What you have to do
Every line in the listing is to be echoed verbatim.
··· Records provided
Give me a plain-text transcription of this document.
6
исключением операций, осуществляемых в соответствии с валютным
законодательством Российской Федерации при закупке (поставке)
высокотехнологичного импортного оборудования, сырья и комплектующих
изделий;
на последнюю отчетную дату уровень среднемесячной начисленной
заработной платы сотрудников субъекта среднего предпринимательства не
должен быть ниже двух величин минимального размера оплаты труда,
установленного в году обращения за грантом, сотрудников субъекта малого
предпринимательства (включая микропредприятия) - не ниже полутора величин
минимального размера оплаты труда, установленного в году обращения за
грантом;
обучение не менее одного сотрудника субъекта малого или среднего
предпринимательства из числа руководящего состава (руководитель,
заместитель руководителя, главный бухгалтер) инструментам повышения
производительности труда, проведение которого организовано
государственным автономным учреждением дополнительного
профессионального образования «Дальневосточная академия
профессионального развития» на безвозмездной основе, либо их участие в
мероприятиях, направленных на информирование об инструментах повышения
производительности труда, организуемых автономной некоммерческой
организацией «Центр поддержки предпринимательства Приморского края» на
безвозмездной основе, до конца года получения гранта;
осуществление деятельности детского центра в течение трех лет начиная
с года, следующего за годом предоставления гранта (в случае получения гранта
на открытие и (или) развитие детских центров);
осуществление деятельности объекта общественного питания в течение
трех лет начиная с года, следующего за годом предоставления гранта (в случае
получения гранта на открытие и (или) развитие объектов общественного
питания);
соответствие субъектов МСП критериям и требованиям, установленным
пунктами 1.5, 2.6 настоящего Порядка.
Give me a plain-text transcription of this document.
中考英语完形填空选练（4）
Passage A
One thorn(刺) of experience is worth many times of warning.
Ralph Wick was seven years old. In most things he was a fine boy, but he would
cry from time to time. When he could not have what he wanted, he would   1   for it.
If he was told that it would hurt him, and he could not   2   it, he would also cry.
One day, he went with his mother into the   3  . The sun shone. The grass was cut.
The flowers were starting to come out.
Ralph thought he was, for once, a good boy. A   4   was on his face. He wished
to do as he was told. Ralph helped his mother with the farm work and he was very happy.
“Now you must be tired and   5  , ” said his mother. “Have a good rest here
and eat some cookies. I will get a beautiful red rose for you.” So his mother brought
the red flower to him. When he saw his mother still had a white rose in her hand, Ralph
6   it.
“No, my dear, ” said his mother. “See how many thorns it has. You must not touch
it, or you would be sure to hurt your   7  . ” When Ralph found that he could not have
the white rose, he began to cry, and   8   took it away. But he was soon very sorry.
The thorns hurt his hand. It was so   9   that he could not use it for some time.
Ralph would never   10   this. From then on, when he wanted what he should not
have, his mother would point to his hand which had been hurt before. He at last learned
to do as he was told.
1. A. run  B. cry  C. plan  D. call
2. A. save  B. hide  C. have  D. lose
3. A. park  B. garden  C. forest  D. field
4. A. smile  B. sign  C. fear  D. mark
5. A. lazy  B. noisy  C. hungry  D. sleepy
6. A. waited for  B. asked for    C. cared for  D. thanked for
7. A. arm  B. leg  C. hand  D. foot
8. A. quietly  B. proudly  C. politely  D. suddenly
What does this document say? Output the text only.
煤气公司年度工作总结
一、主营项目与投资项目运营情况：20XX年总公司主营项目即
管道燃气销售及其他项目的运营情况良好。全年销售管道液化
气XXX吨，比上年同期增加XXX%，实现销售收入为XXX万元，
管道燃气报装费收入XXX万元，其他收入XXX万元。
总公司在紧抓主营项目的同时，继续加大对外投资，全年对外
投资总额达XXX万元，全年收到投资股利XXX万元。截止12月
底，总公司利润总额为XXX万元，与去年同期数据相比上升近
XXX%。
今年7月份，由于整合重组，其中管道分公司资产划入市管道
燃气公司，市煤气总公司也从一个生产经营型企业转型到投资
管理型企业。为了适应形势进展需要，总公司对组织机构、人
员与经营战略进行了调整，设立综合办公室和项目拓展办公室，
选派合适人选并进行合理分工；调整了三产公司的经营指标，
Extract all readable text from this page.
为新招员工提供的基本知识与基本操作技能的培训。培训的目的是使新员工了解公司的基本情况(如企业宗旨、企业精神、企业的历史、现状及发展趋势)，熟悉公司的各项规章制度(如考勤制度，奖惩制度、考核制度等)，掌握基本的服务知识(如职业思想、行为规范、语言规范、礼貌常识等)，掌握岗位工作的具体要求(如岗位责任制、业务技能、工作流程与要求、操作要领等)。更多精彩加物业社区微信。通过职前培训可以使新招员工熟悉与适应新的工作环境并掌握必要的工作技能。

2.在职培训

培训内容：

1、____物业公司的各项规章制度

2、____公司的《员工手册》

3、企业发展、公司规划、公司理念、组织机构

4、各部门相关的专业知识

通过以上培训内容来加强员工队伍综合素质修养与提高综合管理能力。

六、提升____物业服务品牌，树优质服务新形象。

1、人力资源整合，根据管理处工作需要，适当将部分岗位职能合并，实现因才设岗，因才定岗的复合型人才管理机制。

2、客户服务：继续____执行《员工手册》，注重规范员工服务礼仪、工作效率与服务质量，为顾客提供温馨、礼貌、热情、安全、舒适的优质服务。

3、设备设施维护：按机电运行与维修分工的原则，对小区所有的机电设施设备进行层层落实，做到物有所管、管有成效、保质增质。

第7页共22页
······
Result of the exercise
Give me a plain-text transcription of this document.
6
исключением операций, осуществляемых в соответствии с валютным
законодательством Российской Федерации при закупке (поставке)
высокотехнологичного импортного оборудования, сырья и комплектующих
изделий;
на последнюю отчетную дату уровень среднемесячной начисленной
заработной платы сотрудников субъекта среднего предпринимательства не
должен быть ниже двух величин минимального размера оплаты труда,
установленного в году обращения за грантом, сотрудников субъекта малого
предпринимательства (включая микропредприятия) - не ниже полутора величин
минимального размера оплаты труда, установленного в году обращения за
грантом;
обучение не менее одного сотрудника субъекта малого или среднего
предпринимательства из числа руководящего состава (руководитель,
заместитель руководителя, главный бухгалтер) инструментам повышения
производительности труда, проведение которого организовано
государственным автономным учреждением дополнительного
профессионального образования «Дальневосточная академия
профессионального развития» на безвозмездной основе, либо их участие в
мероприятиях, направленных на информирование об инструментах повышения
производительности труда, организуемых автономной некоммерческой
организацией «Центр поддержки предпринимательства Приморского края» на
безвозмездной основе, до конца года получения гранта;
осуществление деятельности детского центра в течение трех лет начиная
с года, следующего за годом предоставления гранта (в случае получения гранта
на открытие и (или) развитие детских центров);
осуществление деятельности объекта общественного питания в течение
трех лет начиная с года, следующего за годом предоставления гранта (в случае
получения гранта на открытие и (или) развитие объектов общественного
питания);
соответствие субъектов МСП критериям и требованиям, установленным
пунктами 1.5, 2.6 настоящего Порядка.
Give me a plain-text transcription of this document.
中考英语完形填空选练（4）
Passage A
One thorn(刺) of experience is worth many times of warning.
Ralph Wick was seven years old. In most things he was a fine boy, but he would
cry from time to time. When he could not have what he wanted, he would   1   for it.
If he was told that it would hurt him, and he could not   2   it, he would also cry.
One day, he went with his mother into the   3  . The sun shone. The grass was cut.
The flowers were starting to come out.
Ralph thought he was, for once, a good boy. A   4   was on his face. He wished
to do as he was told. Ralph helped his mother with the farm work and he was very happy.
“Now you must be tired and   5  , ” said his mother. “Have a good rest here
and eat some cookies. I will get a beautiful red rose for you.” So his mother brought
the red flower to him. When he saw his mother still had a white rose in her hand, Ralph
6   it.
“No, my dear, ” said his mother. “See how many thorns it has. You must not touch
it, or you would be sure to hurt your   7  . ” When Ralph found that he could not have
the white rose, he began to cry, and   8   took it away. But he was soon very sorry.
The thorns hurt his hand. It was so   9   that he could not use it for some time.
Ralph would never   10   this. From then on, when he wanted what he should not
have, his mother would point to his hand which had been hurt before. He at last learned
to do as he was told.
1. A. run  B. cry  C. plan  D. call
2. A. save  B. hide  C. have  D. lose
3. A. park  B. garden  C. forest  D. field
4. A. smile  B. sign  C. fear  D. mark
5. A. lazy  B. noisy  C. hungry  D. sleepy
6. A. waited for  B. asked for    C. cared for  D. thanked for
7. A. arm  B. leg  C. hand  D. foot
8. A. quietly  B. proudly  C. politely  D. suddenly
What does this document say? Output the text only.
煤气公司年度工作总结
一、主营项目与投资项目运营情况：20XX年总公司主营项目即
管道燃气销售及其他项目的运营情况良好。全年销售管道液化
气XXX吨，比上年同期增加XXX%，实现销售收入为XXX万元，
管道燃气报装费收入XXX万元，其他收入XXX万元。
总公司在紧抓主营项目的同时，继续加大对外投资，全年对外
投资总额达XXX万元，全年收到投资股利XXX万元。截止12月
底，总公司利润总额为XXX万元，与去年同期数据相比上升近
XXX%。
今年7月份，由于整合重组，其中管道分公司资产划入市管道
燃气公司，市煤气总公司也从一个生产经营型企业转型到投资
管理型企业。为了适应形势进展需要，总公司对组织机构、人
员与经营战略进行了调整，设立综合办公室和项目拓展办公室，
选派合适人选并进行合理分工；调整了三产公司的经营指标，
Extract all readable text from this page.
为新招员工提供的基本知识与基本操作技能的培训。培训的目的是使新员工了解公司的基本情况(如企业宗旨、企业精神、企业的历史、现状及发展趋势)，熟悉公司的各项规章制度(如考勤制度，奖惩制度、考核制度等)，掌握基本的服务知识(如职业思想、行为规范、语言规范、礼貌常识等)，掌握岗位工作的具体要求(如岗位责任制、业务技能、工作流程与要求、操作要领等)。更多精彩加物业社区微信。通过职前培训可以使新招员工熟悉与适应新的工作环境并掌握必要的工作技能。

2.在职培训

培训内容：

1、____物业公司的各项规章制度

2、____公司的《员工手册》

3、企业发展、公司规划、公司理念、组织机构

4、各部门相关的专业知识

通过以上培训内容来加强员工队伍综合素质修养与提高综合管理能力。

六、提升____物业服务品牌，树优质服务新形象。

1、人力资源整合，根据管理处工作需要，适当将部分岗位职能合并，实现因才设岗，因才定岗的复合型人才管理机制。

2、客户服务：继续____执行《员工手册》，注重规范员工服务礼仪、工作效率与服务质量，为顾客提供温馨、礼貌、热情、安全、舒适的优质服务。

3、设备设施维护：按机电运行与维修分工的原则，对小区所有的机电设施设备进行层层落实，做到物有所管、管有成效、保质增质。

第7页共22页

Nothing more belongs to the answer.